Every line that contains the word "States" should be copied out.

# START OF DATA SHOWN

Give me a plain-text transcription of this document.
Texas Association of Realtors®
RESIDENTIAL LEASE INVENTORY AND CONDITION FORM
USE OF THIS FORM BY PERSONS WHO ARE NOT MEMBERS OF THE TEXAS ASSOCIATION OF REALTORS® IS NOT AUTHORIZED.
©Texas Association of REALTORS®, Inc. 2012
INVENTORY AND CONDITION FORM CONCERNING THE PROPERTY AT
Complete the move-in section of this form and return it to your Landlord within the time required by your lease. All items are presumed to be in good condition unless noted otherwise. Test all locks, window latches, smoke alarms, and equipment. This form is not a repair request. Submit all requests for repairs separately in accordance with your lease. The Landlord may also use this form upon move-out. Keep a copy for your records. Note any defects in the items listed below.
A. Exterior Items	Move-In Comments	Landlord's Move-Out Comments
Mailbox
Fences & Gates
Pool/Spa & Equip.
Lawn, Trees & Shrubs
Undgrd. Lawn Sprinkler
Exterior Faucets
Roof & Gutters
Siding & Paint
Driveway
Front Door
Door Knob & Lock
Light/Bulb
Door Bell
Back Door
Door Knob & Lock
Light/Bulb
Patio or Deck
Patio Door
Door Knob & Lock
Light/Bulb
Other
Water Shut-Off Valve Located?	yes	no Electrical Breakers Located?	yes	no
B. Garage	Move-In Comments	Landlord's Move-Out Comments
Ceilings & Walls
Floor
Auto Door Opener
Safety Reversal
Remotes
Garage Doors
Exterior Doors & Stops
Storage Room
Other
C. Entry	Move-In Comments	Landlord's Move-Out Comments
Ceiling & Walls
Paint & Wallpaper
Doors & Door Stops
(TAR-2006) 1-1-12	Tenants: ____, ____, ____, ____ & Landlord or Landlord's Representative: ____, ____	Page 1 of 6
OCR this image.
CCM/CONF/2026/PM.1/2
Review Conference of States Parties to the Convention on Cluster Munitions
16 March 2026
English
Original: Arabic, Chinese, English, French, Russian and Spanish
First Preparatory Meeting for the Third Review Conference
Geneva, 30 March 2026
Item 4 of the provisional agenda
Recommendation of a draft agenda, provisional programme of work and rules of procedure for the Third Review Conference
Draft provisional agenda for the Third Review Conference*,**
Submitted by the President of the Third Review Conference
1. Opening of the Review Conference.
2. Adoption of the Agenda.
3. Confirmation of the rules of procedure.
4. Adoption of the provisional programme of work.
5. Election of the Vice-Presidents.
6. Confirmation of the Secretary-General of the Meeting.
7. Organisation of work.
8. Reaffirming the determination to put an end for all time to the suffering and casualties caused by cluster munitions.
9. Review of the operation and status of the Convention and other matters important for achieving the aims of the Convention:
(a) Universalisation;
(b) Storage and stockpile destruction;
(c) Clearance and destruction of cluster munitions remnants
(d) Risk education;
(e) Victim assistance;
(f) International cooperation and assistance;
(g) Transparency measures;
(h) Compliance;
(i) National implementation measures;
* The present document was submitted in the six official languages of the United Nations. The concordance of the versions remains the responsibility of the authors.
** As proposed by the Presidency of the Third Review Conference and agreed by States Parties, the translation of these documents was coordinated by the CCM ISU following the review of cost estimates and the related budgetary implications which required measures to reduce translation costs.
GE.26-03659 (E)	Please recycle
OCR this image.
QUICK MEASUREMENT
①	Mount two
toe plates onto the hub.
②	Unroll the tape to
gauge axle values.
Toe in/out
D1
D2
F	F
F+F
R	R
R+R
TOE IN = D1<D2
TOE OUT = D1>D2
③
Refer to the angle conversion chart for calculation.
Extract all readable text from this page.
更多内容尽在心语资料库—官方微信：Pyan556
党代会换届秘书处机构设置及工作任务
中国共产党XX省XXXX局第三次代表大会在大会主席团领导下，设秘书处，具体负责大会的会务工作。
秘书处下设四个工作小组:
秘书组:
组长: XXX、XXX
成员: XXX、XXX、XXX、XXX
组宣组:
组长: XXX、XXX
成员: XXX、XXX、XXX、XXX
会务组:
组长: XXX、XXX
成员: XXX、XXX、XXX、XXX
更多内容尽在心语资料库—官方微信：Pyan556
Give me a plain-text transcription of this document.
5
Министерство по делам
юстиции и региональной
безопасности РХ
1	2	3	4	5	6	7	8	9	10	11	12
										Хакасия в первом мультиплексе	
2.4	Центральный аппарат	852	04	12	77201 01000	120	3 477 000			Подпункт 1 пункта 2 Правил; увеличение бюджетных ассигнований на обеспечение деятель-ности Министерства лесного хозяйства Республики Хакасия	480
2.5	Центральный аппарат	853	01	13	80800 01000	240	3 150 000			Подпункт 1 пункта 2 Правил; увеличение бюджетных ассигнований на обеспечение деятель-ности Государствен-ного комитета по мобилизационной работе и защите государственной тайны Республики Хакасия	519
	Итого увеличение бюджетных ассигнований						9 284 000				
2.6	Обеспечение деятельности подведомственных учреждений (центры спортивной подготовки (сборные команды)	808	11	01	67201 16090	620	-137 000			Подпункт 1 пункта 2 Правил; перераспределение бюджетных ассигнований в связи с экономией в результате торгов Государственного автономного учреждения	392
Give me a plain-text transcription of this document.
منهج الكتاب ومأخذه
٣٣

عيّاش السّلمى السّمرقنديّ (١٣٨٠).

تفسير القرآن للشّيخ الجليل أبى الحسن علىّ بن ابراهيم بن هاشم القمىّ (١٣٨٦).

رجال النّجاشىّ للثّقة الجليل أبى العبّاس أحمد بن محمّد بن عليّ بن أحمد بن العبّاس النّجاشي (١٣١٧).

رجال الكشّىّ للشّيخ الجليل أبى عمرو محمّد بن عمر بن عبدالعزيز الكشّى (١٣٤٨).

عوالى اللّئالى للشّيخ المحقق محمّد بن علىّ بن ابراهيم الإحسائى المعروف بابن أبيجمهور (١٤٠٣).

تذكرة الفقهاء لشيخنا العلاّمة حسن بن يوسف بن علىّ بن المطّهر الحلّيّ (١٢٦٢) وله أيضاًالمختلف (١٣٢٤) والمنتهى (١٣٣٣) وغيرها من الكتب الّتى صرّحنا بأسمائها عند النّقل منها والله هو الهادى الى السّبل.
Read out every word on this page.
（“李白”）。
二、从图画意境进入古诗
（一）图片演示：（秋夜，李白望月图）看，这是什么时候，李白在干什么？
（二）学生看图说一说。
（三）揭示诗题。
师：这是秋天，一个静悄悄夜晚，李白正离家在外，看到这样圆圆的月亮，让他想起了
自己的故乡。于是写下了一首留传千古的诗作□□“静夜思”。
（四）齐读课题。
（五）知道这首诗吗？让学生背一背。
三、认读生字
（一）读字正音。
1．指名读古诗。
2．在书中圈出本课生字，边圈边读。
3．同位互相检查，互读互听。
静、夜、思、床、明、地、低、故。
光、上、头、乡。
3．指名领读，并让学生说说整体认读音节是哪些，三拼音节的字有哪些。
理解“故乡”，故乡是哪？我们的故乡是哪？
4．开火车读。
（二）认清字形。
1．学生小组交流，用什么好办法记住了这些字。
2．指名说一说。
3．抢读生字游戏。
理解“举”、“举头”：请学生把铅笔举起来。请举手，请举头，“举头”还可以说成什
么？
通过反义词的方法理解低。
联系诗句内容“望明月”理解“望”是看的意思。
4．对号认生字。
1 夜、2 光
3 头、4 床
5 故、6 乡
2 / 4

# END OF DATA SHOWN

RESULT FOR THIS EXERCISE:
Review Conference of States Parties to the Convention on Cluster Munitions
** As proposed by the Presidency of the Third Review Conference and agreed by States Parties, the translation of these documents was coordinated by the CCM ISU following the review of cost estimates and the related budgetary implications which required measures to reduce translation costs.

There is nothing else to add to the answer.